### Given request
Output each line of the material exactly as it stands.

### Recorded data
• • • •
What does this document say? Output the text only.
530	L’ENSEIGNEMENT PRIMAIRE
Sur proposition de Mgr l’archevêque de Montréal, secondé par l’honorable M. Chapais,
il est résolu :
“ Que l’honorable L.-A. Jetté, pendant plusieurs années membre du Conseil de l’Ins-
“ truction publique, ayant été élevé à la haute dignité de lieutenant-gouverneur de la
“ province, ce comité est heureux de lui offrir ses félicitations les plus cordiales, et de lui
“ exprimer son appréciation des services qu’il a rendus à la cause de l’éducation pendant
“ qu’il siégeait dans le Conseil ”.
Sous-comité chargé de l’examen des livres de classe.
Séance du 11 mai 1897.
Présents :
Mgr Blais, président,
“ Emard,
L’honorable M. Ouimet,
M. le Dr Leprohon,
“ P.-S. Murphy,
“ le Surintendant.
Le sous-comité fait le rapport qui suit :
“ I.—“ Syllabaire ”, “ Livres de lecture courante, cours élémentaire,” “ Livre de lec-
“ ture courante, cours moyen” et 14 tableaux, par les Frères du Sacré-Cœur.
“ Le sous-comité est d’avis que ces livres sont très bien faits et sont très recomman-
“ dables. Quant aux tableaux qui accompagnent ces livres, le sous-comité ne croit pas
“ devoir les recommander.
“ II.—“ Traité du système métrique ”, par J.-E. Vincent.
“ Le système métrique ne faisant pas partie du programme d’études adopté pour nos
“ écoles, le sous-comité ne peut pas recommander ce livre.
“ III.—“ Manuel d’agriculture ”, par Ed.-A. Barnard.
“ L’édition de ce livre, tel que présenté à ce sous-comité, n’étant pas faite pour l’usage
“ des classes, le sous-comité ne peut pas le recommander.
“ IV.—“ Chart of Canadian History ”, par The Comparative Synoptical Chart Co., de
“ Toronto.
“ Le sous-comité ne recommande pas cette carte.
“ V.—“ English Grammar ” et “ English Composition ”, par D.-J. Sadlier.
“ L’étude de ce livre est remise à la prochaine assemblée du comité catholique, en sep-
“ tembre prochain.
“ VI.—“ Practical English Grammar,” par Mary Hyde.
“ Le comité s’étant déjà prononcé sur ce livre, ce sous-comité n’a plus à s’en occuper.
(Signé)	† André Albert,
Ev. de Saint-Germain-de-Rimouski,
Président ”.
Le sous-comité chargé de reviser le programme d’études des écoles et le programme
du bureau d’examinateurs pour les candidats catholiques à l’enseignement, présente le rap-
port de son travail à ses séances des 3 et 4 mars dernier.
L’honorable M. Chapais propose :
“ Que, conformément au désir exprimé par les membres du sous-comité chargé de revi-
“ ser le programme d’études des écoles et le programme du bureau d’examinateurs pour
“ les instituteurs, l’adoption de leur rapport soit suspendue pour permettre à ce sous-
• • • •
### Finished answer
What does this document say? Output the text only.
530	L’ENSEIGNEMENT PRIMAIRE
Sur proposition de Mgr l’archevêque de Montréal, secondé par l’honorable M. Chapais,
il est résolu :
“ Que l’honorable L.-A. Jetté, pendant plusieurs années membre du Conseil de l’Ins-
“ truction publique, ayant été élevé à la haute dignité de lieutenant-gouverneur de la
“ province, ce comité est heureux de lui offrir ses félicitations les plus cordiales, et de lui
“ exprimer son appréciation des services qu’il a rendus à la cause de l’éducation pendant
“ qu’il siégeait dans le Conseil ”.
Sous-comité chargé de l’examen des livres de classe.
Séance du 11 mai 1897.
Présents :
Mgr Blais, président,
“ Emard,
L’honorable M. Ouimet,
M. le Dr Leprohon,
“ P.-S. Murphy,
“ le Surintendant.
Le sous-comité fait le rapport qui suit :
“ I.—“ Syllabaire ”, “ Livres de lecture courante, cours élémentaire,” “ Livre de lec-
“ ture courante, cours moyen” et 14 tableaux, par les Frères du Sacré-Cœur.
“ Le sous-comité est d’avis que ces livres sont très bien faits et sont très recomman-
“ dables. Quant aux tableaux qui accompagnent ces livres, le sous-comité ne croit pas
“ devoir les recommander.
“ II.—“ Traité du système métrique ”, par J.-E. Vincent.
“ Le système métrique ne faisant pas partie du programme d’études adopté pour nos
“ écoles, le sous-comité ne peut pas recommander ce livre.
“ III.—“ Manuel d’agriculture ”, par Ed.-A. Barnard.
“ L’édition de ce livre, tel que présenté à ce sous-comité, n’étant pas faite pour l’usage
“ des classes, le sous-comité ne peut pas le recommander.
“ IV.—“ Chart of Canadian History ”, par The Comparative Synoptical Chart Co., de
“ Toronto.
“ Le sous-comité ne recommande pas cette carte.
“ V.—“ English Grammar ” et “ English Composition ”, par D.-J. Sadlier.
“ L’étude de ce livre est remise à la prochaine assemblée du comité catholique, en sep-
“ tembre prochain.
“ VI.—“ Practical English Grammar,” par Mary Hyde.
“ Le comité s’étant déjà prononcé sur ce livre, ce sous-comité n’a plus à s’en occuper.
(Signé)	† André Albert,
Ev. de Saint-Germain-de-Rimouski,
Président ”.
Le sous-comité chargé de reviser le programme d’études des écoles et le programme
du bureau d’examinateurs pour les candidats catholiques à l’enseignement, présente le rap-
port de son travail à ses séances des 3 et 4 mars dernier.
L’honorable M. Chapais propose :
“ Que, conformément au désir exprimé par les membres du sous-comité chargé de revi-
“ ser le programme d’études des écoles et le programme du bureau d’examinateurs pour
“ les instituteurs, l’adoption de leur rapport soit suspendue pour permettre à ce sous-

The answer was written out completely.